Problem to solve =>
Everything in the listing except the pictures should be written out exactly.

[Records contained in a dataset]

* START *

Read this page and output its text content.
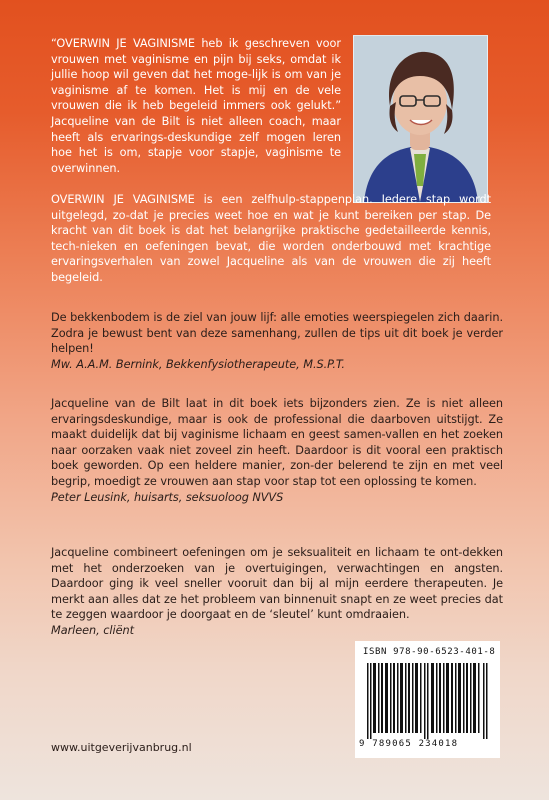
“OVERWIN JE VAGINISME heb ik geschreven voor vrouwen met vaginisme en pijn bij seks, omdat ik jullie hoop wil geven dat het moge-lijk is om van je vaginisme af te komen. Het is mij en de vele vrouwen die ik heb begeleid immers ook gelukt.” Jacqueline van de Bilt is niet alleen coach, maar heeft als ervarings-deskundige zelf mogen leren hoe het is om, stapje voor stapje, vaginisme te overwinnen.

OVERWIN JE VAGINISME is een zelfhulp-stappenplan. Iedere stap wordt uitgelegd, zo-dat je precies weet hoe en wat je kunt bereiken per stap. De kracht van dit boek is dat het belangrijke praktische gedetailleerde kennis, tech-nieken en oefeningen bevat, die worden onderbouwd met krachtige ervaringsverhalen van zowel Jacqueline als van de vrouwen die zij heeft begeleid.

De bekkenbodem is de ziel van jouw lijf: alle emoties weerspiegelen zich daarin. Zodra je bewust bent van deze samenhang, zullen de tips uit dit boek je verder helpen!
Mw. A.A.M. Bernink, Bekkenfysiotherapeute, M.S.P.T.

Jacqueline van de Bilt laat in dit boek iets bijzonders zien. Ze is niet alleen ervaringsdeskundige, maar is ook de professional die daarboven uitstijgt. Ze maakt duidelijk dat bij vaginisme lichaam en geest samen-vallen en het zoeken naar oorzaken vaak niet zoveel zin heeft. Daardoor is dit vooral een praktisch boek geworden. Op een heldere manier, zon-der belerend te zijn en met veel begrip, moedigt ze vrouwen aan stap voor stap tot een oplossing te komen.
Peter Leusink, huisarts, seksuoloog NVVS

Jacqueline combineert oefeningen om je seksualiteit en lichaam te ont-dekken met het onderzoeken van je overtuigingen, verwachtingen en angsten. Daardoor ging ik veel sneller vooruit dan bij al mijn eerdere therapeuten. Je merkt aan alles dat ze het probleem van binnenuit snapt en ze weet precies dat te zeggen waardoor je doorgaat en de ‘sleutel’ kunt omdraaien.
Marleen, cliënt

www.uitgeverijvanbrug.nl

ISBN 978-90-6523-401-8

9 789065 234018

* END *

Solution for this task =>
Read this page and output its text content.
“OVERWIN JE VAGINISME heb ik geschreven voor vrouwen met vaginisme en pijn bij seks, omdat ik jullie hoop wil geven dat het moge-lijk is om van je vaginisme af te komen. Het is mij en de vele vrouwen die ik heb begeleid immers ook gelukt.” Jacqueline van de Bilt is niet alleen coach, maar heeft als ervarings-deskundige zelf mogen leren hoe het is om, stapje voor stapje, vaginisme te overwinnen.

OVERWIN JE VAGINISME is een zelfhulp-stappenplan. Iedere stap wordt uitgelegd, zo-dat je precies weet hoe en wat je kunt bereiken per stap. De kracht van dit boek is dat het belangrijke praktische gedetailleerde kennis, tech-nieken en oefeningen bevat, die worden onderbouwd met krachtige ervaringsverhalen van zowel Jacqueline als van de vrouwen die zij heeft begeleid.

De bekkenbodem is de ziel van jouw lijf: alle emoties weerspiegelen zich daarin. Zodra je bewust bent van deze samenhang, zullen de tips uit dit boek je verder helpen!
Mw. A.A.M. Bernink, Bekkenfysiotherapeute, M.S.P.T.

Jacqueline van de Bilt laat in dit boek iets bijzonders zien. Ze is niet alleen ervaringsdeskundige, maar is ook de professional die daarboven uitstijgt. Ze maakt duidelijk dat bij vaginisme lichaam en geest samen-vallen en het zoeken naar oorzaken vaak niet zoveel zin heeft. Daardoor is dit vooral een praktisch boek geworden. Op een heldere manier, zon-der belerend te zijn en met veel begrip, moedigt ze vrouwen aan stap voor stap tot een oplossing te komen.
Peter Leusink, huisarts, seksuoloog NVVS

Jacqueline combineert oefeningen om je seksualiteit en lichaam te ont-dekken met het onderzoeken van je overtuigingen, verwachtingen en angsten. Daardoor ging ik veel sneller vooruit dan bij al mijn eerdere therapeuten. Je merkt aan alles dat ze het probleem van binnenuit snapt en ze weet precies dat te zeggen waardoor je doorgaat en de ‘sleutel’ kunt omdraaien.
Marleen, cliënt

www.uitgeverijvanbrug.nl

ISBN 978-90-6523-401-8

9 789065 234018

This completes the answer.